YOUR OBJECTIVE → Your answer should be a single number: how many lines in the data below hold the string "xlabel".

= = =

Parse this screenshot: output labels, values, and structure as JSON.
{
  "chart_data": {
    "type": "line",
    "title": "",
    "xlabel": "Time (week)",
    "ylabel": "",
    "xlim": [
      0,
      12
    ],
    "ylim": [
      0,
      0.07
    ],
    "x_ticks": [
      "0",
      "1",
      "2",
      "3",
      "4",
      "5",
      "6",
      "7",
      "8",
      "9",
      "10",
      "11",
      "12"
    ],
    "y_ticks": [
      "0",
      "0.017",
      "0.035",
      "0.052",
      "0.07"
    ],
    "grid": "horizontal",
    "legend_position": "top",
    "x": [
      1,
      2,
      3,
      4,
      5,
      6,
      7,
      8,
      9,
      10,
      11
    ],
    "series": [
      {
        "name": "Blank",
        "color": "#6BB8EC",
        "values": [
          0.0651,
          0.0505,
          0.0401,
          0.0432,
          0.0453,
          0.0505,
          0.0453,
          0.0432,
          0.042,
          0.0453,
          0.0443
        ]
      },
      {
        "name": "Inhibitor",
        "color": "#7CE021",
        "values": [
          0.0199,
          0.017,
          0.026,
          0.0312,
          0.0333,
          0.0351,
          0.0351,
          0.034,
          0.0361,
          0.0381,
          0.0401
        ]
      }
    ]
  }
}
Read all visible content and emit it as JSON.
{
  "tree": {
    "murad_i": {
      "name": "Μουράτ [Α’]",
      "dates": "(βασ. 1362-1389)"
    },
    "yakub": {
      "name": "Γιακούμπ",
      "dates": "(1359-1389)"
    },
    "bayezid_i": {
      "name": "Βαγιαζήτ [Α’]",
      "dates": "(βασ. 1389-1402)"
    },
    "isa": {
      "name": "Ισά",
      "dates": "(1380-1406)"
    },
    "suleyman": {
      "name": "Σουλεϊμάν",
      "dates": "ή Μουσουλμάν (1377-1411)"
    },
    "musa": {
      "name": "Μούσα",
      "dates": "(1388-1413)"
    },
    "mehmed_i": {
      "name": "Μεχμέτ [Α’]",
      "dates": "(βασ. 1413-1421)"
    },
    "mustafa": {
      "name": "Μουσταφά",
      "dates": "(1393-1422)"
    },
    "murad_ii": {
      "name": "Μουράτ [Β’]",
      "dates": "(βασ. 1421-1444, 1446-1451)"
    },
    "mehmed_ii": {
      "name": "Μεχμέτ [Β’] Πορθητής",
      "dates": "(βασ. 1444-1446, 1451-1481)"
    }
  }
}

= = =

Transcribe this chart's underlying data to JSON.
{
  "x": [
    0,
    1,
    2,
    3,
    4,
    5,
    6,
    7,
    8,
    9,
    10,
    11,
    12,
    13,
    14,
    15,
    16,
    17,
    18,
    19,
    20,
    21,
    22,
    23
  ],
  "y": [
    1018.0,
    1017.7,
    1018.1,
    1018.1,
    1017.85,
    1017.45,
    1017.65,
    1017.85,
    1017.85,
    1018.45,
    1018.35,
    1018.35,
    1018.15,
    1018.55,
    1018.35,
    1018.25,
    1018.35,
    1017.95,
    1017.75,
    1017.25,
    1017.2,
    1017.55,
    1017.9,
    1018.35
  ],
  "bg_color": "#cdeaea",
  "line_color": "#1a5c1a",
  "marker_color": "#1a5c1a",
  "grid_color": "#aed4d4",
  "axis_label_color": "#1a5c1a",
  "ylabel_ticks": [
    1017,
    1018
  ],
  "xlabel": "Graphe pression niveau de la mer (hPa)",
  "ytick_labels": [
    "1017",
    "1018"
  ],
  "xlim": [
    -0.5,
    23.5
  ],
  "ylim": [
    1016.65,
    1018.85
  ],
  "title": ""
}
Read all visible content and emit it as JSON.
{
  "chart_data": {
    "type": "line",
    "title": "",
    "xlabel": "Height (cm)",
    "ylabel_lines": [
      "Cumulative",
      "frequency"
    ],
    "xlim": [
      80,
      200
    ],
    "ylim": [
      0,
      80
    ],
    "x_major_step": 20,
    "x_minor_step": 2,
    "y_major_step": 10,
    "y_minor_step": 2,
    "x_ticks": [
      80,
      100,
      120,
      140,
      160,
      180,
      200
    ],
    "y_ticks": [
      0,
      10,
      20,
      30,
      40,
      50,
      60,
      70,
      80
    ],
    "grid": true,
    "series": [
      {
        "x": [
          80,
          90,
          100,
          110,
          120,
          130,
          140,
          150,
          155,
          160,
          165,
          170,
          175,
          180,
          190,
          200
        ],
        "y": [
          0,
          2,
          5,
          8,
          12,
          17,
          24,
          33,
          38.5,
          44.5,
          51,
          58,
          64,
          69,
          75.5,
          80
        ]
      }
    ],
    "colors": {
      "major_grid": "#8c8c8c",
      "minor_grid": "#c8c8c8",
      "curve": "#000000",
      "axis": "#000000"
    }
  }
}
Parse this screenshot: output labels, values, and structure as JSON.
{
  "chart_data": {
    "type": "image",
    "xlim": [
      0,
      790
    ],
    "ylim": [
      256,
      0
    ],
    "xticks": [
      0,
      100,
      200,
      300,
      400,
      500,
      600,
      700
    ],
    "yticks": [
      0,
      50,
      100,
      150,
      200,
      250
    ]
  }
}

= = =

THE REPLY → 3